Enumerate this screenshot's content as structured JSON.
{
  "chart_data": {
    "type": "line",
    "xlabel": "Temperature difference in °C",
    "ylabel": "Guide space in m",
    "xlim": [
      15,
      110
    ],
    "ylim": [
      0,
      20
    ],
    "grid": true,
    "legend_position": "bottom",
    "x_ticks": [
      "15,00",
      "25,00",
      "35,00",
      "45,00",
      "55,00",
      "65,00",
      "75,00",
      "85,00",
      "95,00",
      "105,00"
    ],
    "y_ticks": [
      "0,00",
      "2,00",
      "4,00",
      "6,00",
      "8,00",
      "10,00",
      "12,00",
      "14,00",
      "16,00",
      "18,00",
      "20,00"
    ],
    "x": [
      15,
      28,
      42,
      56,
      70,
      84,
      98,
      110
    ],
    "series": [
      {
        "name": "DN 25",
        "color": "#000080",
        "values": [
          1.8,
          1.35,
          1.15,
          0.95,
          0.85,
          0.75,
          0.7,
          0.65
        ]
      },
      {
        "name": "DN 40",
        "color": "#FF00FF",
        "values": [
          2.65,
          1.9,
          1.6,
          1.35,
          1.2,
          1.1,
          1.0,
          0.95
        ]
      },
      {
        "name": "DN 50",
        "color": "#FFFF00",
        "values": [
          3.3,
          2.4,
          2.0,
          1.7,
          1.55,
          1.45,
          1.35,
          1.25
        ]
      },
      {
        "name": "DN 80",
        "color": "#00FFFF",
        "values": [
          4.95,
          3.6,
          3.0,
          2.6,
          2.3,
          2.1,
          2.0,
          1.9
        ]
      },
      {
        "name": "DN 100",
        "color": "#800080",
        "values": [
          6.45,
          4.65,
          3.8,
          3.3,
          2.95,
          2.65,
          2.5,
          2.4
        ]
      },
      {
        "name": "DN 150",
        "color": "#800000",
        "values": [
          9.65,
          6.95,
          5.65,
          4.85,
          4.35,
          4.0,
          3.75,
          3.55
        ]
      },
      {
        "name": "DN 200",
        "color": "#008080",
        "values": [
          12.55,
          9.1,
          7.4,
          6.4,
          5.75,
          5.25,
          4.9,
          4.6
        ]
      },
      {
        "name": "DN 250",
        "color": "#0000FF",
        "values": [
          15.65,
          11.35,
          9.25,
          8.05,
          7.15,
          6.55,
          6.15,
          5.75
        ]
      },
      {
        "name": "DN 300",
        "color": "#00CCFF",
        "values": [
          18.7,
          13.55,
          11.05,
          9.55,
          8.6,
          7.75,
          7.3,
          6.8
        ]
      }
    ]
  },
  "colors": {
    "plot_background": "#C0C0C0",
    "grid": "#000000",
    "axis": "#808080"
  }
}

------------

Extract each entry in full, exactly as given.

Enumerate this screenshot's content as structured JSON.
{
  "chart_data": {
    "type": "line",
    "xlabel": "Temperature difference in °C",
    "ylabel": "Guide space in m",
    "xlim": [
      15,
      110
    ],
    "ylim": [
      0,
      20
    ],
    "grid": true,
    "legend_position": "bottom",
    "x_ticks": [
      "15,00",
      "25,00",
      "35,00",
      "45,00",
      "55,00",
      "65,00",
      "75,00",
      "85,00",
      "95,00",
      "105,00"
    ],
    "y_ticks": [
      "0,00",
      "2,00",
      "4,00",
      "6,00",
      "8,00",
      "10,00",
      "12,00",
      "14,00",
      "16,00",
      "18,00",
      "20,00"
    ],
    "x": [
      15,
      28,
      42,
      56,
      70,
      84,
      98,
      110
    ],
    "series": [
      {
        "name": "DN 25",
        "color": "#000080",
        "values": [
          1.8,
          1.35,
          1.15,
          0.95,
          0.85,
          0.75,
          0.7,
          0.65
        ]
      },
      {
        "name": "DN 40",
        "color": "#FF00FF",
        "values": [
          2.65,
          1.9,
          1.6,
          1.35,
          1.2,
          1.1,
          1.0,
          0.95
        ]
      },
      {
        "name": "DN 50",
        "color": "#FFFF00",
        "values": [
          3.3,
          2.4,
          2.0,
          1.7,
          1.55,
          1.45,
          1.35,
          1.25
        ]
      },
      {
        "name": "DN 80",
        "color": "#00FFFF",
        "values": [
          4.95,
          3.6,
          3.0,
          2.6,
          2.3,
          2.1,
          2.0,
          1.9
        ]
      },
      {
        "name": "DN 100",
        "color": "#800080",
        "values": [
          6.45,
          4.65,
          3.8,
          3.3,
          2.95,
          2.65,
          2.5,
          2.4
        ]
      },
      {
        "name": "DN 150",
        "color": "#800000",
        "values": [
          9.65,
          6.95,
          5.65,
          4.85,
          4.35,
          4.0,
          3.75,
          3.55
        ]
      },
      {
        "name": "DN 200",
        "color": "#008080",
        "values": [
          12.55,
          9.1,
          7.4,
          6.4,
          5.75,
          5.25,
          4.9,
          4.6
        ]
      },
      {
        "name": "DN 250",
        "color": "#0000FF",
        "values": [
          15.65,
          11.35,
          9.25,
          8.05,
          7.15,
          6.55,
          6.15,
          5.75
        ]
      },
      {
        "name": "DN 300",
        "color": "#00CCFF",
        "values": [
          18.7,
          13.55,
          11.05,
          9.55,
          8.6,
          7.75,
          7.3,
          6.8
        ]
      }
    ]
  },
  "colors": {
    "plot_background": "#C0C0C0",
    "grid": "#000000",
    "axis": "#808080"
  }
}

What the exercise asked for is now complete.